Aim: Pictures excluded, retype the lines from the one containing "Convert this document image to plain text." through the last line of the data below, both included.

━━━ Task input

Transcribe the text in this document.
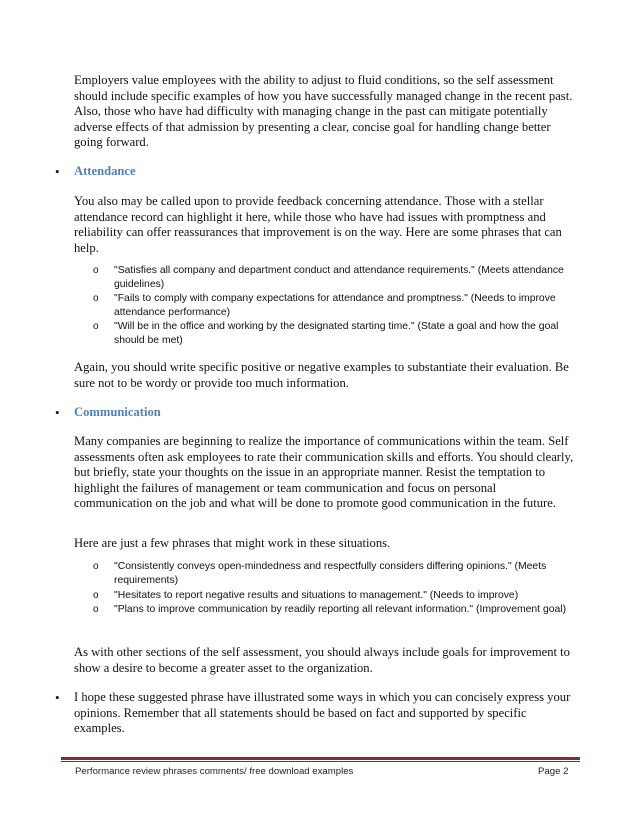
Employers value employees with the ability to adjust to fluid conditions, so the self assessment should include specific examples of how you have successfully managed change in the recent past. Also, those who have had difficulty with managing change in the past can mitigate potentially adverse effects of that admission by presenting a clear, concise goal for handling change better going forward.

• Attendance

You also may be called upon to provide feedback concerning attendance. Those with a stellar attendance record can highlight it here, while those who have had issues with promptness and reliability can offer reassurances that improvement is on the way. Here are some phrases that can help.

o "Satisfies all company and department conduct and attendance requirements." (Meets attendance guidelines)

o "Fails to comply with company expectations for attendance and promptness." (Needs to improve attendance performance)

o "Will be in the office and working by the designated starting time." (State a goal and how the goal should be met)

Again, you should write specific positive or negative examples to substantiate their evaluation. Be sure not to be wordy or provide too much information.

• Communication

Many companies are beginning to realize the importance of communications within the team. Self assessments often ask employees to rate their communication skills and efforts. You should clearly, but briefly, state your thoughts on the issue in an appropriate manner. Resist the temptation to highlight the failures of management or team communication and focus on personal communication on the job and what will be done to promote good communication in the future.

Here are just a few phrases that might work in these situations.

o "Consistently conveys open-mindedness and respectfully considers differing opinions." (Meets requirements)

o "Hesitates to report negative results and situations to management." (Needs to improve)

o "Plans to improve communication by readily reporting all relevant information." (Improvement goal)

As with other sections of the self assessment, you should always include goals for improvement to show a desire to become a greater asset to the organization.

• I hope these suggested phrase have illustrated some ways in which you can concisely express your opinions. Remember that all statements should be based on fact and supported by specific examples.

Performance review phrases comments/ free download examples	Page 2
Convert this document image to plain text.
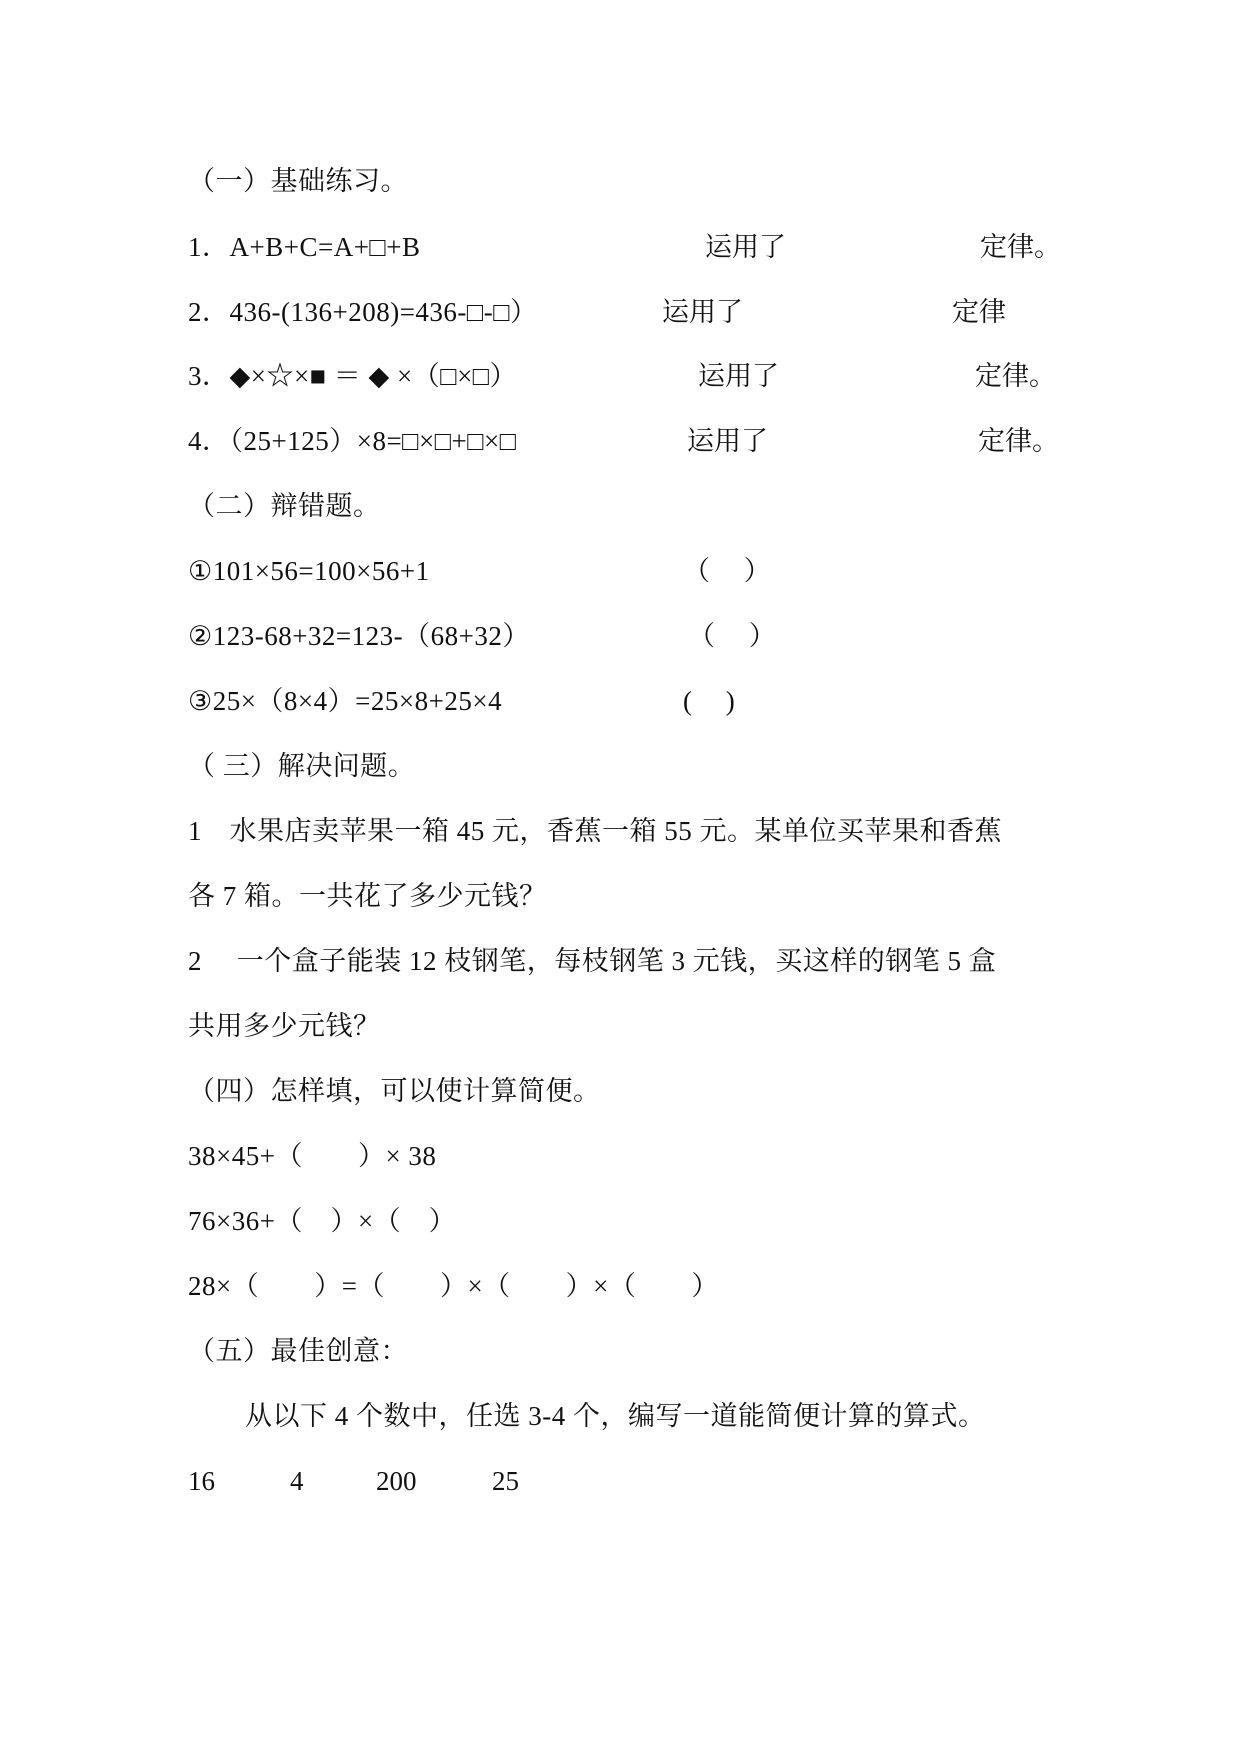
（一）基础练习。
1．A+B+C=A+□+B	运用了	定律。
2．436-(136+208)=436-□-□）	运用了	定律
3．◆×☆×■ ＝ ◆ ×（□×□）	运用了	定律。
4．（25+125）×8=□×□+□×□	运用了	定律。
（二）辩错题。
①101×56=100×56+1	（　 ）
②123-68+32=123-（68+32）	（　 ）
③25×（8×4）=25×8+25×4	(　 )
（ 三）解决问题。
1　水果店卖苹果一箱 45 元，香蕉一箱 55 元。某单位买苹果和香蕉
各 7 箱。一共花了多少元钱？
2　 一个盒子能装 12 枝钢笔，每枝钢笔 3 元钱，买这样的钢笔 5 盒
共用多少元钱？
（四）怎样填，可以使计算简便。
38×45+（　　）× 38
76×36+（　）×（　）
28×（　　）=（　　）×（　　）×（　　）
（五）最佳创意：
从以下 4 个数中，任选 3-4 个，编写一道能简便计算的算式。
16	4	200	25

━━━━━━

Final result:
Convert this document image to plain text.
（一）基础练习。
1．A+B+C=A+□+B	运用了	定律。
2．436-(136+208)=436-□-□）	运用了	定律
3．◆×☆×■ ＝ ◆ ×（□×□）	运用了	定律。
4．（25+125）×8=□×□+□×□	运用了	定律。
（二）辩错题。
①101×56=100×56+1	（　 ）
②123-68+32=123-（68+32）	（　 ）
③25×（8×4）=25×8+25×4	(　 )
（ 三）解决问题。
1　水果店卖苹果一箱 45 元，香蕉一箱 55 元。某单位买苹果和香蕉
各 7 箱。一共花了多少元钱？
2　 一个盒子能装 12 枝钢笔，每枝钢笔 3 元钱，买这样的钢笔 5 盒
共用多少元钱？
（四）怎样填，可以使计算简便。
38×45+（　　）× 38
76×36+（　）×（　）
28×（　　）=（　　）×（　　）×（　　）
（五）最佳创意：
从以下 4 个数中，任选 3-4 个，编写一道能简便计算的算式。
16	4	200	25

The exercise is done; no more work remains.